--- begin ---

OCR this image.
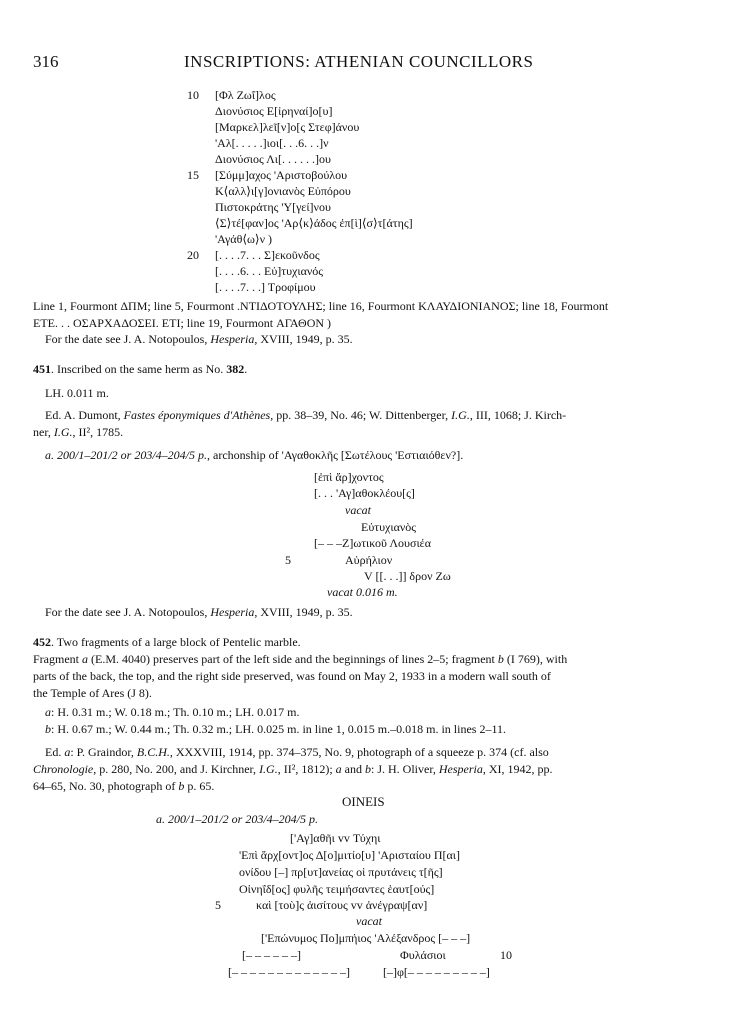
316	INSCRIPTIONS: ATHENIAN COUNCILLORS
10 [Φλ Ζωΐ]λος
Διονύσιος Ε[ἰρηναί]ο[υ]
[Μαρκελ]λεῖ[ν]ο[ς Στεφ]άνου
'Αλ[. . . . .]ιοι[. . .6. . .]ν
Διονύσιος Λι[. . . . . .]ου
15 [Σύμμ]αχος 'Αριστοβούλου
Κ⟨αλλ⟩ι[γ]ονιανὸς Εὐπόρου
Πιστοκράτης 'Υ[γεί]νου
⟨Σ⟩τέ[φαν]ος 'Αρ⟨κ⟩άδος ἐπ[ὶ]⟨σ⟩τ[άτης]
'Αγάθ⟨ω⟩ν )
20 [. . . .7. . . Σ]εκοῦνδος
[. . . .6. . . Εὐ]τυχιανός
[. . . .7. . .] Τροφίμου
Line 1, Fourmont ΔΠΜ; line 5, Fourmont .ΝΤΙΔΟΤΟΥΛΗΣ; line 16, Fourmont ΚΛΑΥΔΙΟΝΙΑΝΟΣ; line 18, Fourmont
ΕΤΕ. . . ΟΣΑΡΧΑΔΟΣΕΙ. ΕΤΙ; line 19, Fourmont ΑΓΑΘΟΝ )
For the date see J. A. Notopoulos, Hesperia, XVIII, 1949, p. 35.
451. Inscribed on the same herm as No. 382.
LH. 0.011 m.
Ed. A. Dumont, Fastes éponymiques d'Athènes, pp. 38–39, No. 46; W. Dittenberger, I.G., III, 1068; J. Kirch-
ner, I.G., II², 1785.
a. 200/1–201/2 or 203/4–204/5 p., archonship of 'Αγαθοκλῆς [Σωτέλους 'Εστιαιόθεν?].
[ἐπὶ ἄρ]χοντος
[. . . 'Αγ]αθοκλέου[ς]
vacat
Εὐτυχιανὸς
[– – –Ζ]ωτικοῦ Λουσιέα
5	Αὐρήλιον
V [[. . .]] δρον Ζω
vacat 0.016 m.
For the date see J. A. Notopoulos, Hesperia, XVIII, 1949, p. 35.
452. Two fragments of a large block of Pentelic marble.
Fragment a (E.M. 4040) preserves part of the left side and the beginnings of lines 2–5; fragment b (I 769), with
parts of the back, the top, and the right side preserved, was found on May 2, 1933 in a modern wall south of
the Temple of Ares (J 8).
a: H. 0.31 m.; W. 0.18 m.; Th. 0.10 m.; LH. 0.017 m.
b: H. 0.67 m.; W. 0.44 m.; Th. 0.32 m.; LH. 0.025 m. in line 1, 0.015 m.–0.018 m. in lines 2–11.
Ed. a: P. Graindor, B.C.H., XXXVIII, 1914, pp. 374–375, No. 9, photograph of a squeeze p. 374 (cf. also
Chronologie, p. 280, No. 200, and J. Kirchner, I.G., II², 1812); a and b: J. H. Oliver, Hesperia, XI, 1942, pp.
64–65, No. 30, photograph of b p. 65.
OINEIS
a. 200/1–201/2 or 203/4–204/5 p.
['Αγ]αθῆι vv Τύχηι
'Επὶ ἄρχ[οντ]ος Δ[ο]μιτίο[υ] 'Αρισταίου Π[αι]
ονίδου [–] πρ[υτ]ανείας οἱ πρυτάνεις τ[ῆς]
Οἰνηΐδ[ος] φυλῆς τειμήσαντες ἑαυτ[ούς]
5	καὶ [τοὺ]ς ἀισίτους vv ἀνέγραψ[αν]
vacat
['Επώνυμος Πο]μπήιος 'Αλέξανδρος [– – –]
[– – – – – –]	Φυλάσιοι	10
[– – – – – – – – – – – – –]	[–]φ[– – – – – – – – –]
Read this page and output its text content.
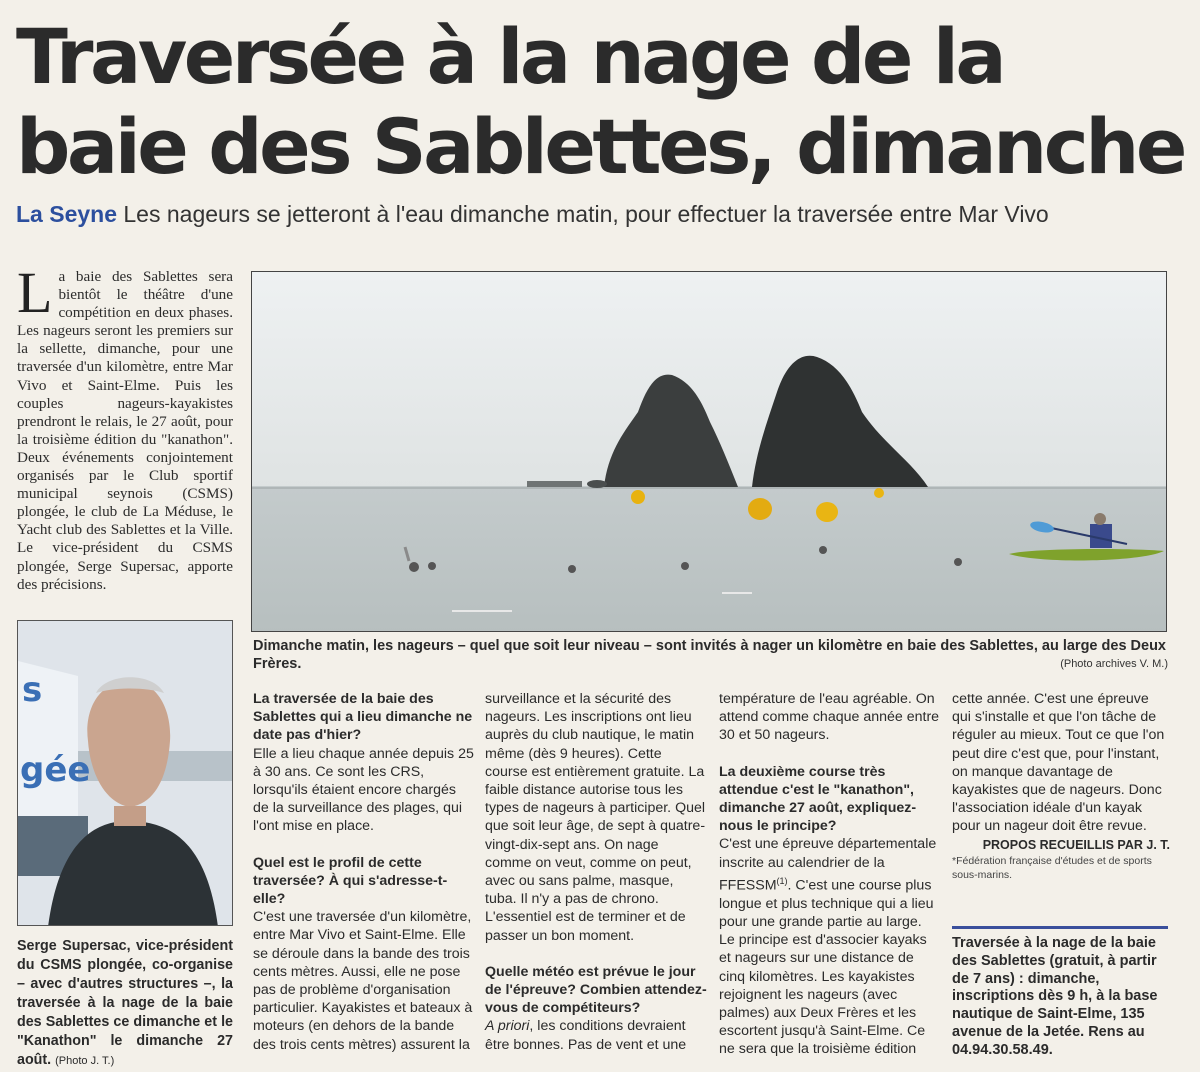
Traversée à la nage de la baie des Sablettes, dimanche
La Seyne Les nageurs se jetteront à l'eau dimanche matin, pour effectuer la traversée entre Mar Vivo
L a baie des Sablettes sera bientôt le théâtre d'une compétition en deux phases. Les nageurs seront les premiers sur la sellette, dimanche, pour une traversée d'un kilomètre, entre Mar Vivo et Saint-Elme. Puis les couples nageurs-kayakistes prendront le relais, le 27 août, pour la troisième édition du "kanathon". Deux événements conjointement organisés par le Club sportif municipal seynois (CSMS) plongée, le club de La Méduse, le Yacht club des Sablettes et la Ville. Le vice-président du CSMS plongée, Serge Supersac, apporte des précisions.
Dimanche matin, les nageurs – quel que soit leur niveau – sont invités à nager un kilomètre en baie des Sablettes, au large des Deux Frères.	(Photo archives V. M.)
s
gée
Serge Supersac, vice-président du CSMS plongée, co-organise – avec d'autres structures –, la traversée à la nage de la baie des Sablettes ce dimanche et le "Kanathon" le dimanche 27 août. (Photo J. T.)

La traversée de la baie des Sablettes qui a lieu dimanche ne date pas d'hier?

Elle a lieu chaque année depuis 25 à 30 ans. Ce sont les CRS, lorsqu'ils étaient encore chargés de la surveillance des plages, qui l'ont mise en place.

Quel est le profil de cette traversée? À qui s'adresse-t-elle?

C'est une traversée d'un kilomètre, entre Mar Vivo et Saint-Elme. Elle se déroule dans la bande des trois cents mètres. Aussi, elle ne pose pas de problème d'organisation particulier. Kayakistes et bateaux à moteurs (en dehors de la bande des trois cents mètres) assurent la

surveillance et la sécurité des nageurs. Les inscriptions ont lieu auprès du club nautique, le matin même (dès 9 heures). Cette course est entièrement gratuite. La faible distance autorise tous les types de nageurs à participer. Quel que soit leur âge, de sept à quatre-vingt-dix-sept ans. On nage comme on veut, comme on peut, avec ou sans palme, masque, tuba. Il n'y a pas de chrono. L'essentiel est de terminer et de passer un bon moment.

Quelle météo est prévue le jour de l'épreuve? Combien attendez-vous de compétiteurs?

A priori, les conditions devraient être bonnes. Pas de vent et une

température de l'eau agréable. On attend comme chaque année entre 30 et 50 nageurs.

La deuxième course très attendue c'est le "kanathon", dimanche 27 août, expliquez-nous le principe?

C'est une épreuve départementale inscrite au calendrier de la FFESSM$^{(1)}$. C'est une course plus longue et plus technique qui a lieu pour une grande partie au large. Le principe est d'associer kayaks et nageurs sur une distance de cinq kilomètres. Les kayakistes rejoignent les nageurs (avec palmes) aux Deux Frères et les escortent jusqu'à Saint-Elme. Ce ne sera que la troisième édition

cette année. C'est une épreuve qui s'installe et que l'on tâche de réguler au mieux. Tout ce que l'on peut dire c'est que, pour l'instant, on manque davantage de kayakistes que de nageurs. Donc l'association idéale d'un kayak pour un nageur doit être revue.

PROPOS RECUEILLIS PAR J. T.

*Fédération française d'études et de sports sous-marins.

Traversée à la nage de la baie des Sablettes (gratuit, à partir de 7 ans) : dimanche, inscriptions dès 9 h, à la base nautique de Saint-Elme, 135 avenue de la Jetée. Rens au 04.94.30.58.49.
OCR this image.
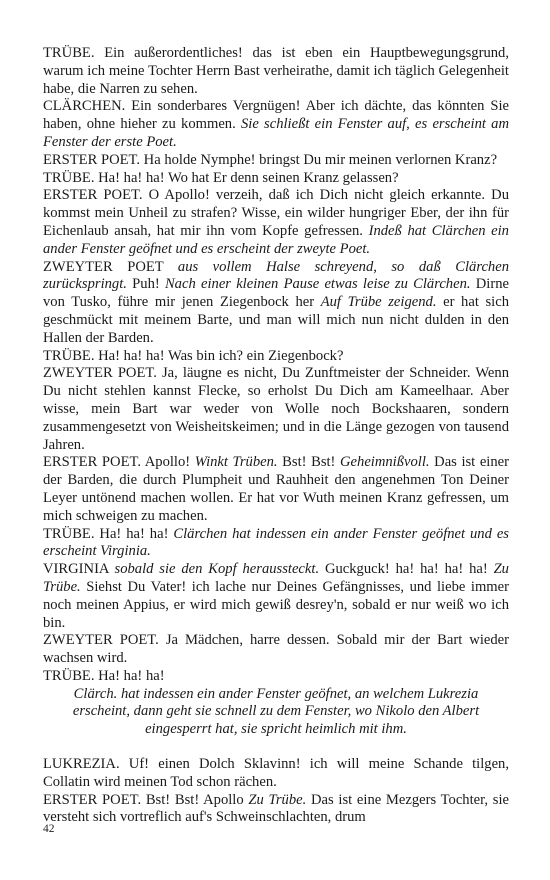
TRÜBE. Ein außerordentliches! das ist eben ein Hauptbewegungsgrund, warum ich meine Tochter Herrn Bast verheirathe, damit ich täglich Gelegenheit habe, die Narren zu sehen.

CLÄRCHEN. Ein sonderbares Vergnügen! Aber ich dächte, das könnten Sie haben, ohne hieher zu kommen. Sie schließt ein Fenster auf, es erscheint am Fenster der erste Poet.

ERSTER POET. Ha holde Nymphe! bringst Du mir meinen verlornen Kranz?

TRÜBE. Ha! ha! ha! Wo hat Er denn seinen Kranz gelassen?

ERSTER POET. O Apollo! verzeih, daß ich Dich nicht gleich erkannte. Du kommst mein Unheil zu strafen? Wisse, ein wilder hungriger Eber, der ihn für Eichenlaub ansah, hat mir ihn vom Kopfe gefressen. Indeß hat Clärchen ein ander Fenster geöfnet und es erscheint der zweyte Poet.

ZWEYTER POET aus vollem Halse schreyend, so daß Clärchen zurückspringt. Puh! Nach einer kleinen Pause etwas leise zu Clärchen. Dirne von Tusko, führe mir jenen Ziegenbock her Auf Trübe zeigend. er hat sich geschmückt mit meinem Barte, und man will mich nun nicht dulden in den Hallen der Barden.

TRÜBE. Ha! ha! ha! Was bin ich? ein Ziegenbock?

ZWEYTER POET. Ja, läugne es nicht, Du Zunftmeister der Schneider. Wenn Du nicht stehlen kannst Flecke, so erholst Du Dich am Kameelhaar. Aber wisse, mein Bart war weder von Wolle noch Bockshaaren, sondern zusammengesetzt von Weisheitskeimen; und in die Länge gezogen von tausend Jahren.

ERSTER POET. Apollo! Winkt Trüben. Bst! Bst! Geheimnißvoll. Das ist einer der Barden, die durch Plumpheit und Rauhheit den angenehmen Ton Deiner Leyer untönend machen wollen. Er hat vor Wuth meinen Kranz gefressen, um mich schweigen zu machen.

TRÜBE. Ha! ha! ha! Clärchen hat indessen ein ander Fenster geöfnet und es erscheint Virginia.

VIRGINIA sobald sie den Kopf heraussteckt. Guckguck! ha! ha! ha! ha! Zu Trübe. Siehst Du Vater! ich lache nur Deines Gefängnisses, und liebe immer noch meinen Appius, er wird mich gewiß desrey'n, sobald er nur weiß wo ich bin.

ZWEYTER POET. Ja Mädchen, harre dessen. Sobald mir der Bart wieder wachsen wird.

TRÜBE. Ha! ha! ha!

Clärch. hat indessen ein ander Fenster geöfnet, an welchem Lukrezia erscheint, dann geht sie schnell zu dem Fenster, wo Nikolo den Albert eingesperrt hat, sie spricht heimlich mit ihm.

LUKREZIA. Uf! einen Dolch Sklavinn! ich will meine Schande tilgen, Collatin wird meinen Tod schon rächen.

ERSTER POET. Bst! Bst! Apollo Zu Trübe. Das ist eine Mezgers Tochter, sie versteht sich vortreflich auf's Schweinschlachten, drum

42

--- end ---

Instructions for the task:
Gather from the data above every line with the string "einer".

Solution to this problem:
ZWEYTER POET aus vollem Halse schreyend, so daß Clärchen zurückspringt. Puh! Nach einer kleinen Pause etwas leise zu Clärchen. Dirne von Tusko, führe mir jenen Ziegenbock her Auf Trübe zeigend. er hat sich geschmückt mit meinem Barte, und man will mich nun nicht dulden in den Hallen der Barden.
ERSTER POET. Apollo! Winkt Trüben. Bst! Bst! Geheimnißvoll. Das ist einer der Barden, die durch Plumpheit und Rauhheit den angenehmen Ton Deiner Leyer untönend machen wollen. Er hat vor Wuth meinen Kranz gefressen, um mich schweigen zu machen.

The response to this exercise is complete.